— START INFORMATION SHOWN —

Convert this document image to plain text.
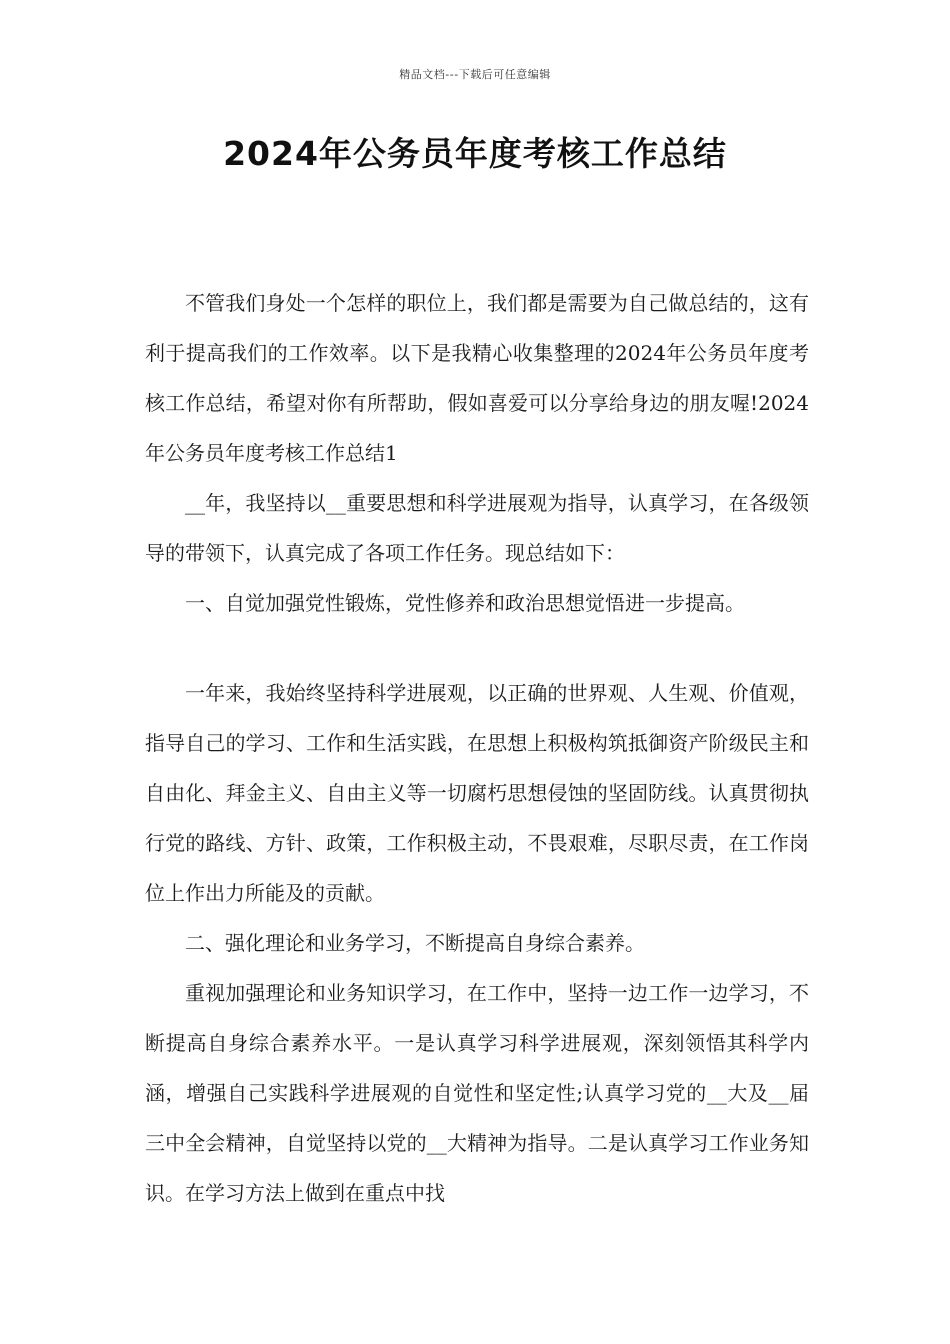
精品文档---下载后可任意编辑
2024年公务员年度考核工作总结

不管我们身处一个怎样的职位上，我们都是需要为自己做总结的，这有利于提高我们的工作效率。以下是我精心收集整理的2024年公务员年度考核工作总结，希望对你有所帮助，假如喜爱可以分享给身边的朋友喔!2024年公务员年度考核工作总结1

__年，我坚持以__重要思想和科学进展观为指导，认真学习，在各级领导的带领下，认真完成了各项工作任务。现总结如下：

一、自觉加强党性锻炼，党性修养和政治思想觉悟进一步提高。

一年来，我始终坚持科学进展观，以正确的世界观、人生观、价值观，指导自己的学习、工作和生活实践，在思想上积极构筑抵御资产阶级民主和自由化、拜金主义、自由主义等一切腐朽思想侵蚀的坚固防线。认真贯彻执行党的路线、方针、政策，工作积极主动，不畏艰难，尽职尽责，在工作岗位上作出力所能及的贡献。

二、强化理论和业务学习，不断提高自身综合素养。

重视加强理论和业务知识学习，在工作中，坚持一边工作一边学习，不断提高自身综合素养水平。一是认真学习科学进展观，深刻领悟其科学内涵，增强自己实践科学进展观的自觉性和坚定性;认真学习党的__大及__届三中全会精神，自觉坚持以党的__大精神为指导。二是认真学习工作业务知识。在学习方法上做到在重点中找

— END INFORMATION SHOWN —

DIRECTIVE:
Repeat the full listing above exactly, with no pictures in the copy.

SOLUTION BELOW:
Convert this document image to plain text.
精品文档---下载后可任意编辑
2024年公务员年度考核工作总结

不管我们身处一个怎样的职位上，我们都是需要为自己做总结的，这有利于提高我们的工作效率。以下是我精心收集整理的2024年公务员年度考核工作总结，希望对你有所帮助，假如喜爱可以分享给身边的朋友喔!2024年公务员年度考核工作总结1

__年，我坚持以__重要思想和科学进展观为指导，认真学习，在各级领导的带领下，认真完成了各项工作任务。现总结如下：

一、自觉加强党性锻炼，党性修养和政治思想觉悟进一步提高。

一年来，我始终坚持科学进展观，以正确的世界观、人生观、价值观，指导自己的学习、工作和生活实践，在思想上积极构筑抵御资产阶级民主和自由化、拜金主义、自由主义等一切腐朽思想侵蚀的坚固防线。认真贯彻执行党的路线、方针、政策，工作积极主动，不畏艰难，尽职尽责，在工作岗位上作出力所能及的贡献。

二、强化理论和业务学习，不断提高自身综合素养。

重视加强理论和业务知识学习，在工作中，坚持一边工作一边学习，不断提高自身综合素养水平。一是认真学习科学进展观，深刻领悟其科学内涵，增强自己实践科学进展观的自觉性和坚定性;认真学习党的__大及__届三中全会精神，自觉坚持以党的__大精神为指导。二是认真学习工作业务知识。在学习方法上做到在重点中找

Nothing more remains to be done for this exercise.